| Task statement |
Read the records below and copy each line that contains "劳动争议".

━━━ Records for the exercise

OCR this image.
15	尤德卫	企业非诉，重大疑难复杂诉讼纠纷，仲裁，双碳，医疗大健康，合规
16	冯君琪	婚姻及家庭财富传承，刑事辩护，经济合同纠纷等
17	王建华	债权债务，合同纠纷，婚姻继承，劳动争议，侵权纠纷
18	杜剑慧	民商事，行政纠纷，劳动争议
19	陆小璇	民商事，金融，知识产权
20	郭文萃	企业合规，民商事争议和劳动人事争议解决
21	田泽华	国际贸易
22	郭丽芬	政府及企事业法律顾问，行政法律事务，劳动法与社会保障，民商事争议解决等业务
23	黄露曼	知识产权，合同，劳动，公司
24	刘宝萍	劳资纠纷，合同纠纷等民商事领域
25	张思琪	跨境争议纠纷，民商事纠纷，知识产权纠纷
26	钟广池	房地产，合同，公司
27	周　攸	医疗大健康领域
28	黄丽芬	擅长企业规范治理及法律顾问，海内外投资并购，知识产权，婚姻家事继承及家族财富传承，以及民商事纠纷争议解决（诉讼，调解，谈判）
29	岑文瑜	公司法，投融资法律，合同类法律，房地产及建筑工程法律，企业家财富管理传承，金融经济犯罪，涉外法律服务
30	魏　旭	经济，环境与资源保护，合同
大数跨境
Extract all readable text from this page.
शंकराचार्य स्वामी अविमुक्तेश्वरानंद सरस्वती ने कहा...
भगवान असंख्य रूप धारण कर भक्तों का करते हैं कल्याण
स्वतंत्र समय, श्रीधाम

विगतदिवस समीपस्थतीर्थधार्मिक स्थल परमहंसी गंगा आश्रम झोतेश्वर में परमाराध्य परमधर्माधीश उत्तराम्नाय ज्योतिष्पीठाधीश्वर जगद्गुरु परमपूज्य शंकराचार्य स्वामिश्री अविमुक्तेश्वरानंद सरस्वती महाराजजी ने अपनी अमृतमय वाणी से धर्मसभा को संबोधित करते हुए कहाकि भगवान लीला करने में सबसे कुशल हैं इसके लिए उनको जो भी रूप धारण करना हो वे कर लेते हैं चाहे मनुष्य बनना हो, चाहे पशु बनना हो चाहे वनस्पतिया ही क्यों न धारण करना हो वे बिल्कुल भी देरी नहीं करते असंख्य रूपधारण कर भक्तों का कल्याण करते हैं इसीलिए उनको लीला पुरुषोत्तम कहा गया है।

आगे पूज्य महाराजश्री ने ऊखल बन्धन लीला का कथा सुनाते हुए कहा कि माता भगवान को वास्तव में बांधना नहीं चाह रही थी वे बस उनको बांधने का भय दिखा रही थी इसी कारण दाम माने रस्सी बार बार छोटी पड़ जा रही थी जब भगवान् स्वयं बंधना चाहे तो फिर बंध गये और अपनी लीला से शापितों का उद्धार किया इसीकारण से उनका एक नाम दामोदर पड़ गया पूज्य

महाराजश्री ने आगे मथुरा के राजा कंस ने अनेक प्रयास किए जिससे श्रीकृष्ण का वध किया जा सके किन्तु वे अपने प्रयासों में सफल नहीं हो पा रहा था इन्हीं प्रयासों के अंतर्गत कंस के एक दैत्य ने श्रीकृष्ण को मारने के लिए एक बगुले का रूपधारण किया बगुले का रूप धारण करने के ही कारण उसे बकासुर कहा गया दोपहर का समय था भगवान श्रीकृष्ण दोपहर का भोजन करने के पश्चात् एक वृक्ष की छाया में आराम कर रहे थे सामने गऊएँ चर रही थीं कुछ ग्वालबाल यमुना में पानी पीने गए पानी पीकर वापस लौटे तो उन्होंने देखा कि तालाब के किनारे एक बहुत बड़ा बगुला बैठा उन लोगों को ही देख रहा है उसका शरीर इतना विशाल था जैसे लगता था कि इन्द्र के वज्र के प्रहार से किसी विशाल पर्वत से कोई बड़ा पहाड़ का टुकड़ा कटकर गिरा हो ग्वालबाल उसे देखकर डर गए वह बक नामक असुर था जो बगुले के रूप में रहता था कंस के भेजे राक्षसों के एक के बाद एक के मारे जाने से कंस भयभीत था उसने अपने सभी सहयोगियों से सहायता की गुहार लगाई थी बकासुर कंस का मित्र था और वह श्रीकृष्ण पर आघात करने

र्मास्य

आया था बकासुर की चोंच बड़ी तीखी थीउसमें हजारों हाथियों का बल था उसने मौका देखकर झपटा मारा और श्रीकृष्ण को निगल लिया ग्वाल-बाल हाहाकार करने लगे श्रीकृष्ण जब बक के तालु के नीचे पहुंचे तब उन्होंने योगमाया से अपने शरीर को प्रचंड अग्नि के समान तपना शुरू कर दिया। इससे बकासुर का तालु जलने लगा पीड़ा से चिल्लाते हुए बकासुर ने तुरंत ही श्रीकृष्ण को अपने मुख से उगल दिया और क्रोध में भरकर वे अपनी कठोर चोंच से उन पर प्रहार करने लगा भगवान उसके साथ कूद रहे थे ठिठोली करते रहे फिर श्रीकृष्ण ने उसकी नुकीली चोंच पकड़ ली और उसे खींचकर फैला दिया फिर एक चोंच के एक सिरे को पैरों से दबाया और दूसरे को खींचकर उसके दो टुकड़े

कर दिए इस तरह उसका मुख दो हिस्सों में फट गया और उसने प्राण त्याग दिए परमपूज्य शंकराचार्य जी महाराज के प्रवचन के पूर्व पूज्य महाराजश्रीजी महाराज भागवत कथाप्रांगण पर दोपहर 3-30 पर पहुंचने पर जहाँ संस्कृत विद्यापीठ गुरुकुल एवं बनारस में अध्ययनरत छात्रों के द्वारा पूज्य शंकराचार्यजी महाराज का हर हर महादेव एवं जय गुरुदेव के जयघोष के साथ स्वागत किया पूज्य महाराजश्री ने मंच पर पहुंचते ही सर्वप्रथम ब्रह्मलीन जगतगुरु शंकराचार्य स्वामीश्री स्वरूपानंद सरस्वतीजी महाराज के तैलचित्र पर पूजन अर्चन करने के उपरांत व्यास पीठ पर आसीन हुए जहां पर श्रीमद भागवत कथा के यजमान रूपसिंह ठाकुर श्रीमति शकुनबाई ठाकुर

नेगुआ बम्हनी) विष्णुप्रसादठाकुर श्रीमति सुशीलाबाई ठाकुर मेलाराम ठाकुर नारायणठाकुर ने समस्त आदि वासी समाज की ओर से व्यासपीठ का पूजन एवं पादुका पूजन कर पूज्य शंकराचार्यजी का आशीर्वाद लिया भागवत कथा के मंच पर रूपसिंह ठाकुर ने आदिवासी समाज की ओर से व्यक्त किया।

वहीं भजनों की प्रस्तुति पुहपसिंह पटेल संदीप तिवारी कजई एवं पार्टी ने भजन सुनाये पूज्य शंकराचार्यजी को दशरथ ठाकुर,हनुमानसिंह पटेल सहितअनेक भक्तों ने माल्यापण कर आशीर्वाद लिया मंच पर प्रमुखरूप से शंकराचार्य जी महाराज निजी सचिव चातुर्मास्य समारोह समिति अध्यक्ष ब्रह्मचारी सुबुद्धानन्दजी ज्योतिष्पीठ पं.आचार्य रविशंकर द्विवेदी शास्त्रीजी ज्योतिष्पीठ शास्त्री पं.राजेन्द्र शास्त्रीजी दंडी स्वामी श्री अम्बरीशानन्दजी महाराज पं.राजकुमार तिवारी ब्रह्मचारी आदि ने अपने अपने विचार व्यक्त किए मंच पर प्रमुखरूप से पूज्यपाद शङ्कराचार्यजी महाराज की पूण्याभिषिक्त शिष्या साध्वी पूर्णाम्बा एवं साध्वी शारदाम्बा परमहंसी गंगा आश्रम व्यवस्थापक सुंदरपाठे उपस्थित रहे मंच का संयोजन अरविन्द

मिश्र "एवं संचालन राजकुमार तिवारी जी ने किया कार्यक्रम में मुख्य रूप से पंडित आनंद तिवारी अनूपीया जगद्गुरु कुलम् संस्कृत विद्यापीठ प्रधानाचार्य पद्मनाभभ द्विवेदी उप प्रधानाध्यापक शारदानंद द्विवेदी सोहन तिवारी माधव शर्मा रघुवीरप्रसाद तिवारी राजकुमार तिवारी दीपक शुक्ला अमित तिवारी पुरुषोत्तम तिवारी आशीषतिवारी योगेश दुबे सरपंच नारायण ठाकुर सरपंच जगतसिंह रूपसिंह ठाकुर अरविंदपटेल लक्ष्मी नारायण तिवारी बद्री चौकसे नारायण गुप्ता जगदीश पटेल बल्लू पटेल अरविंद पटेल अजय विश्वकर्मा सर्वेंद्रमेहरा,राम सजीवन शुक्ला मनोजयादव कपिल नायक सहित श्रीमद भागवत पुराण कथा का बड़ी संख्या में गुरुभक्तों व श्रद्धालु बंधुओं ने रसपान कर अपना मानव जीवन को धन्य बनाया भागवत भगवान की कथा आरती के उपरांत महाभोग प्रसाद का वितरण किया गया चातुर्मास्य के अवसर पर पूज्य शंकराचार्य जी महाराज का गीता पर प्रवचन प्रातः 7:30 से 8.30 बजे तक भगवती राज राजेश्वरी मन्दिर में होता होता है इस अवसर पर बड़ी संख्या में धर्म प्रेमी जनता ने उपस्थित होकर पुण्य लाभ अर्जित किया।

━━━━━━

| Answer below |
17	王建华	债权债务，合同纠纷，婚姻继承，劳动争议，侵权纠纷
18	杜剑慧	民商事，行政纠纷，劳动争议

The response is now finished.